**TEXT TO READ**.
Three Types of Contingency Planning

  • Conducting an RA forces organizations to plan for risks it accepts/cannot avoid by limiting financial loss from adverse events, minimizing service and process interruptions, and customer impact.
  • The three main types of contingency plans are:
    • Incident response (IR) plans
    • Disaster recovery (DR) plans
    • Business continuity (BC) plans
  • Organizations create these plans to respond to IT resources and business processes from an info secu perspective.
  • Preserve human life with these plan in mind

Incident Response Planning

  • This is where the organization's IR process reacts to IT attacks and help sure the org can recover from security incidents, continuing operations.
  • Incident Response or Incident Handling describes actions to:
    • Detect information security incidents
    • Determine cause
    • Mitigate damages from incident
    • Recover

Defining an Incident

  • Incidents describe the adversity in confidentiality, integrity, and availability of a organizations data.

**GIVEN REQUEST**. Please continue the contingency planning notes above, starting after the last line about incidents affecting the confidentiality, integrity, and availability of an organization's data.

**DATASET EXCERPT**.

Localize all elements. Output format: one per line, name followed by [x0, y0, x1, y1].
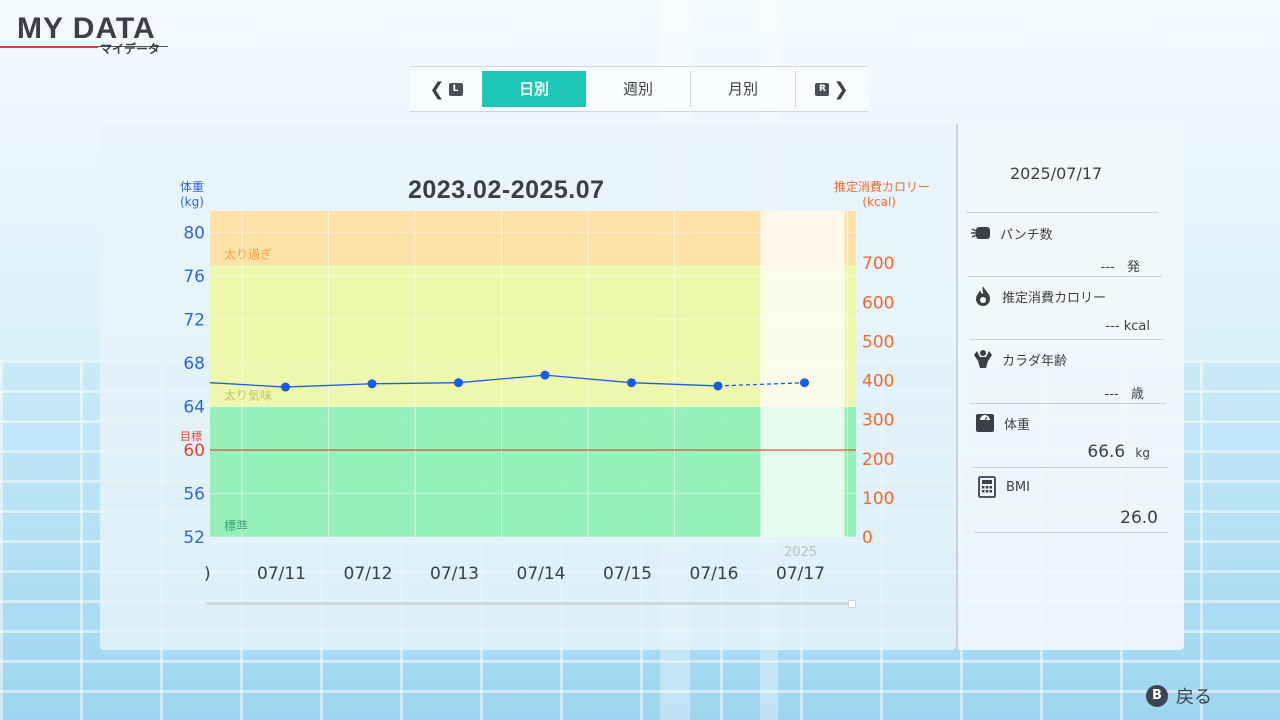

**RESPONSE FOR THIS EXERCISE**.
  • Organizations need to use acceptable use polices to help define usage of IT resources for employees.
  • Important parts of IR include documentation, creating incident response teams that include different cross-department advisors such as:
    • Information security/ IT
    • Legal counsel
    • HR
    • Auditing

IR Plan Process

  • The IR plan should outline:
    • Incident Triage
    • Investigation
    • Containment/Mitigation
    • Recovery
    • Review

Incident Triage

  • Incident triage represents the first phase in the Incident Response process
    • This is where a potential incident is initially accessed
    • The primary handler makes sure that an adverse event meets the "incident designation"
    • There can be Operational Incident teams that include the previously listed departments

Operational Incident Roles

  • Victim - of incident
  • Attacker - the person who caused incident -Incident report- person how reports incident -Primary handler- Person who is in charge of coordinating the response to a particular incident

Classifications

  • Incidents also sorted by threat or exploited vulnerability
  • Organizations use incident categories based on NIST guidance. -Such as DHS's NCCIC (used by US CERT which all agencies must report)

Investigation

  • This phase details what the incident, source, and the impact have on an organization.
  • These handlers must always be fully documented, be kept on staff, in case of regulatory requirements.
  • There should be internal policies and if it is deemed a crime, handlers need to follow good evidentiary practices to contact law enforcement.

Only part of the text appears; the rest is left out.